**CHALLENGE:** Say how many lines of the listing below contain "name", giving the number and nothing else.

Dataset rows about figures
* start *

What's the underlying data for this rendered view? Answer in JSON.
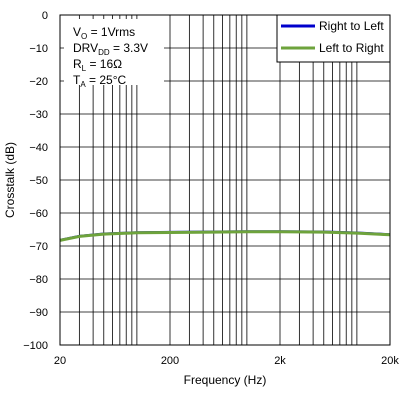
{
  "chart_data": {
    "type": "line",
    "xlabel": "Frequency (Hz)",
    "ylabel": "Crosstalk (dB)",
    "xscale": "log",
    "xlim": [
      20,
      20000
    ],
    "ylim": [
      -100,
      0
    ],
    "grid": true,
    "x_ticks": [
      20,
      200,
      2000,
      20000
    ],
    "x_tick_labels": [
      "20",
      "200",
      "2k",
      "20k"
    ],
    "y_ticks": [
      0,
      -10,
      -20,
      -30,
      -40,
      -50,
      -60,
      -70,
      -80,
      -90,
      -100
    ],
    "y_tick_labels": [
      "0",
      "−10",
      "−20",
      "−30",
      "−40",
      "−50",
      "−60",
      "−70",
      "−80",
      "−90",
      "−100"
    ],
    "legend_position": "top-right",
    "conditions": [
      {
        "main": "V",
        "sub": "O",
        "rest": " = 1Vrms"
      },
      {
        "main": "DRV",
        "sub": "DD",
        "rest": " = 3.3V"
      },
      {
        "main": "R",
        "sub": "L",
        "rest": " = 16Ω"
      },
      {
        "main": "T",
        "sub": "A",
        "rest": " = 25°C"
      }
    ],
    "series": [
      {
        "name": "Right to Left",
        "color": "#0000cc",
        "x": [
          20,
          30,
          50,
          100,
          200,
          500,
          1000,
          2000,
          5000,
          10000,
          20000
        ],
        "y": [
          -68.2,
          -67.0,
          -66.3,
          -65.9,
          -65.8,
          -65.7,
          -65.6,
          -65.6,
          -65.7,
          -66.0,
          -66.5
        ]
      },
      {
        "name": "Left to Right",
        "color": "#6ea33c",
        "x": [
          20,
          30,
          50,
          100,
          200,
          500,
          1000,
          2000,
          5000,
          10000,
          20000
        ],
        "y": [
          -68.3,
          -67.1,
          -66.4,
          -66.0,
          -65.9,
          -65.8,
          -65.7,
          -65.7,
          -65.8,
          -66.1,
          -66.6
        ]
      }
    ]
  }
}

* end *

**RIGHT ANSWER:** 2